### EXERCISE DIRECTIONS
Below is a block of records. Copy every line in it that contains the word "download".

Extracted data entries
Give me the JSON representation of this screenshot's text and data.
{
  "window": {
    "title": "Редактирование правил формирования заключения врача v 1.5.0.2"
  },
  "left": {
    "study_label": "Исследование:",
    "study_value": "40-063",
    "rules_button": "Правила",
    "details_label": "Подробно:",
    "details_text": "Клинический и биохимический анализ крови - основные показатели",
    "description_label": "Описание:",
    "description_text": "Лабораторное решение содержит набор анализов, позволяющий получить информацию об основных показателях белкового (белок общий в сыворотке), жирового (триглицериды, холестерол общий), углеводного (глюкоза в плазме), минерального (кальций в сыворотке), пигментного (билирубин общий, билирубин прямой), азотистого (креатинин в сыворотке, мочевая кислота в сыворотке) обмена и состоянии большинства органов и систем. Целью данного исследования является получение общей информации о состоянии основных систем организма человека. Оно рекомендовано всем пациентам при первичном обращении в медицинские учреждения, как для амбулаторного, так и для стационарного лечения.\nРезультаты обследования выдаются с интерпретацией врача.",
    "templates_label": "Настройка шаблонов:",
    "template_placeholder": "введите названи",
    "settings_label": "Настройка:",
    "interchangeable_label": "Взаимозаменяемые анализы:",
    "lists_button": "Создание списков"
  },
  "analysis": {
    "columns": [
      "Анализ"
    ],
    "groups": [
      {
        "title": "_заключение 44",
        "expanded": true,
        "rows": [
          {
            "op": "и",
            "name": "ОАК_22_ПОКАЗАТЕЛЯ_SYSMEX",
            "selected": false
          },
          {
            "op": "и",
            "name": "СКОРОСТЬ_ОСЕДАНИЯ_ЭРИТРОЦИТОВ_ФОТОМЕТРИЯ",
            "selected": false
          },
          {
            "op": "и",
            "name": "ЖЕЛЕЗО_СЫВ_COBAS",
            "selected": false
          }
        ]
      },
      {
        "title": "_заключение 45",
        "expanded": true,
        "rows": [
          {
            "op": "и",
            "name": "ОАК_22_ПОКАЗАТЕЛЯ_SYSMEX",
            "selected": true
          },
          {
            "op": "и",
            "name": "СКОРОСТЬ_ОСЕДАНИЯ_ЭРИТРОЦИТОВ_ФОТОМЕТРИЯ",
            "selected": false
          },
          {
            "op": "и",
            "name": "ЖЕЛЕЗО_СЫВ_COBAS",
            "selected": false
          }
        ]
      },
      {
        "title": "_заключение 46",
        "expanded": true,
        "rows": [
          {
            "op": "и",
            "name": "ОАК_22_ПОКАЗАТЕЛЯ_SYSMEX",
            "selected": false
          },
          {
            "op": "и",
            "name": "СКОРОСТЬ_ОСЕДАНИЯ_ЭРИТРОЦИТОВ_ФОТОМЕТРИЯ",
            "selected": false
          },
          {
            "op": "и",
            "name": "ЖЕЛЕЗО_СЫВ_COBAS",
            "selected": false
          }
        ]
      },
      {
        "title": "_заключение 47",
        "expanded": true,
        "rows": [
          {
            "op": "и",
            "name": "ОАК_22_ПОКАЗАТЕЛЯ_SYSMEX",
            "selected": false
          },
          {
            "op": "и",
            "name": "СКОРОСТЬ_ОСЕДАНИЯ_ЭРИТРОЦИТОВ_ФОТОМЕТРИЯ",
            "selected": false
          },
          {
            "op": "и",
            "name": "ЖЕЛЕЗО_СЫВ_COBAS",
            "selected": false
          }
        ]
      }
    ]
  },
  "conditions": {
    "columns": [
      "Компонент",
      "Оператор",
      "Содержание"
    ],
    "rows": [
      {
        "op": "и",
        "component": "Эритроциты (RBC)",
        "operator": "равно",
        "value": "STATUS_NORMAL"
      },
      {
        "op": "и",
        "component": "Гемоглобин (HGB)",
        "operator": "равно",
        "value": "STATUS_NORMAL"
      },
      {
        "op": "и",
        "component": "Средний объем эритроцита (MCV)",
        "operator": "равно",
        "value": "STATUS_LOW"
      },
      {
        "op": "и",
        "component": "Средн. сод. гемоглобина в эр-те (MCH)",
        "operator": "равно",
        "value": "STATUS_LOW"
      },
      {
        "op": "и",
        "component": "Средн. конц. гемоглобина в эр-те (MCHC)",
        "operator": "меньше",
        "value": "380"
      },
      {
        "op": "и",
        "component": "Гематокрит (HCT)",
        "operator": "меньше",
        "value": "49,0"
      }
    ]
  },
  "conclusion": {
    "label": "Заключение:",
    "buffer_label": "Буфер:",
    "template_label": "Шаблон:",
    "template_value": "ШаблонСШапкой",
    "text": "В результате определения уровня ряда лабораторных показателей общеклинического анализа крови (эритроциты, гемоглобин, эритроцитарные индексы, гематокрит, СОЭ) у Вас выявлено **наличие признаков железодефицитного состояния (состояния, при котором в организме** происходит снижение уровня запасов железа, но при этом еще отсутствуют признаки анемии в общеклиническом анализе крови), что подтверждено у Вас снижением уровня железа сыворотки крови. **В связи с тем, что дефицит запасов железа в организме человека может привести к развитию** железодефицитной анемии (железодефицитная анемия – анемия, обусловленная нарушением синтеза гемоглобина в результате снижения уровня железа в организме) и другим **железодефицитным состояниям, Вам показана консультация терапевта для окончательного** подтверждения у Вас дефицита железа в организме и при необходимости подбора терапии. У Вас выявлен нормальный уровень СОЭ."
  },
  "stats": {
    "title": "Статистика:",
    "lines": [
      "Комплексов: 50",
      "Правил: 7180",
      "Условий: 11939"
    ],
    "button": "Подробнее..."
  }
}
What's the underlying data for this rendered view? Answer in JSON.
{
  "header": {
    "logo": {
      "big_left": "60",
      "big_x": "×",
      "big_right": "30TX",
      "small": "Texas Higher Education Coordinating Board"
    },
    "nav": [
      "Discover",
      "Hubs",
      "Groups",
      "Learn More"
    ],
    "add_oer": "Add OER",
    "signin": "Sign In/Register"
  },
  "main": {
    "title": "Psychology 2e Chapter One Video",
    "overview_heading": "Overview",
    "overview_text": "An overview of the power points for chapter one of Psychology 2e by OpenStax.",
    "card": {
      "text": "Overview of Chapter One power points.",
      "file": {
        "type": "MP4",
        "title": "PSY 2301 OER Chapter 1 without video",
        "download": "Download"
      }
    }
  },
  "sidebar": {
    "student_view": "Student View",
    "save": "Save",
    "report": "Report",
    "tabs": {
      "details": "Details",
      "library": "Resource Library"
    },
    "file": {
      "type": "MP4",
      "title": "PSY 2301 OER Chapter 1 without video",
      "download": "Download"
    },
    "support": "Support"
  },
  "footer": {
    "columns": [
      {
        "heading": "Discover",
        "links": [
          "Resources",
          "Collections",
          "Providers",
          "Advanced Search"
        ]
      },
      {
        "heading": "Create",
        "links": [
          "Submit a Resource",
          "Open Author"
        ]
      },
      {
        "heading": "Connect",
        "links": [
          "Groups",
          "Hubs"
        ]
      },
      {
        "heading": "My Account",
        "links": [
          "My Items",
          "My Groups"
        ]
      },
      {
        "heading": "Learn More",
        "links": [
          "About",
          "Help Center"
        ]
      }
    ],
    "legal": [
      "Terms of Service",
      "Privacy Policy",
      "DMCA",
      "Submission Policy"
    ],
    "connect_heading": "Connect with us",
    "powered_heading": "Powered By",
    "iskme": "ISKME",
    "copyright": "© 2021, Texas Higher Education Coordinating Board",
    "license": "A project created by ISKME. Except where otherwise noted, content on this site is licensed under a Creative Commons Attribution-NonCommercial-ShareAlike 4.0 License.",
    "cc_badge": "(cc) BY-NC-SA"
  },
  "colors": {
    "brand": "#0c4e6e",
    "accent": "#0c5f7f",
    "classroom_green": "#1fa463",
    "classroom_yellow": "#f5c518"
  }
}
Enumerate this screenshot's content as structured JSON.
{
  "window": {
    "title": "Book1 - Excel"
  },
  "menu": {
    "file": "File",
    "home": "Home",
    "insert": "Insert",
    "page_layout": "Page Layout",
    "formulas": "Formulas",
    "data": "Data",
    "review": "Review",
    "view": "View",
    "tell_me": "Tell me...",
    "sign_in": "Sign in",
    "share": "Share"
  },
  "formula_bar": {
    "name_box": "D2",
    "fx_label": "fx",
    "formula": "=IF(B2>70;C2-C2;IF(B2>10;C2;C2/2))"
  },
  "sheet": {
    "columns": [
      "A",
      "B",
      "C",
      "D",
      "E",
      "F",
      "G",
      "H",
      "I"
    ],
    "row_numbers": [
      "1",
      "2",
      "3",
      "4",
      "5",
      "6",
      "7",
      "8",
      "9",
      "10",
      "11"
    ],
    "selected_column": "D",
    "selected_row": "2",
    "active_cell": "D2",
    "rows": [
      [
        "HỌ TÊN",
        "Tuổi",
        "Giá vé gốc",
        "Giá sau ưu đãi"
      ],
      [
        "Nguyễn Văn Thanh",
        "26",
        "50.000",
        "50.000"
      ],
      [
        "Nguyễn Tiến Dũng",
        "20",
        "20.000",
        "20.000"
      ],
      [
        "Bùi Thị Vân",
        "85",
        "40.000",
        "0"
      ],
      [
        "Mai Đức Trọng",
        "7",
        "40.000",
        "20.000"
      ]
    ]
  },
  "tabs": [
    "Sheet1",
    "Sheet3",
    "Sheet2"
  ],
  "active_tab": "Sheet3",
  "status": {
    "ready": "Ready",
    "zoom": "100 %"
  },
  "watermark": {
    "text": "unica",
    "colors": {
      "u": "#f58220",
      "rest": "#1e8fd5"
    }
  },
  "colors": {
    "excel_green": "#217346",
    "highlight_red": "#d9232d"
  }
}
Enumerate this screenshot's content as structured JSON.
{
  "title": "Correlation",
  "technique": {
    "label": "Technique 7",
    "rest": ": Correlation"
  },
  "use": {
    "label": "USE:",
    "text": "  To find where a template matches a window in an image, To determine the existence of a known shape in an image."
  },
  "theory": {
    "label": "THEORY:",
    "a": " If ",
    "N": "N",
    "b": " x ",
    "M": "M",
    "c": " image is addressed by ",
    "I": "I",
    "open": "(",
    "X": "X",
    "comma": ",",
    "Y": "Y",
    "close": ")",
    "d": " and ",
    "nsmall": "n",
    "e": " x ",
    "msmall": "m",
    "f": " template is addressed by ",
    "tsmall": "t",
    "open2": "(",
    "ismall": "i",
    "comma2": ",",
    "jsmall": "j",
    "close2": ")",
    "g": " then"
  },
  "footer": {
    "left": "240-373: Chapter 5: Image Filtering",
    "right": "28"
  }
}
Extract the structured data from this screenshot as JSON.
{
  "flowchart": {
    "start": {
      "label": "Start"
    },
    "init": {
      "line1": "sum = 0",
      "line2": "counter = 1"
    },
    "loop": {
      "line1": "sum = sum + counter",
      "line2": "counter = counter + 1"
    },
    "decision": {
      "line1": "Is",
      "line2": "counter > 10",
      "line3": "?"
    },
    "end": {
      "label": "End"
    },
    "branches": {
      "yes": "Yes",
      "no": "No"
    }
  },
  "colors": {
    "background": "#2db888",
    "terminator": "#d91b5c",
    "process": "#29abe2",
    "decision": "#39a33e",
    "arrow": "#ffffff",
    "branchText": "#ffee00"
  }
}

### TASK OUTPUT
        "download": "Download"
      "download": "Download"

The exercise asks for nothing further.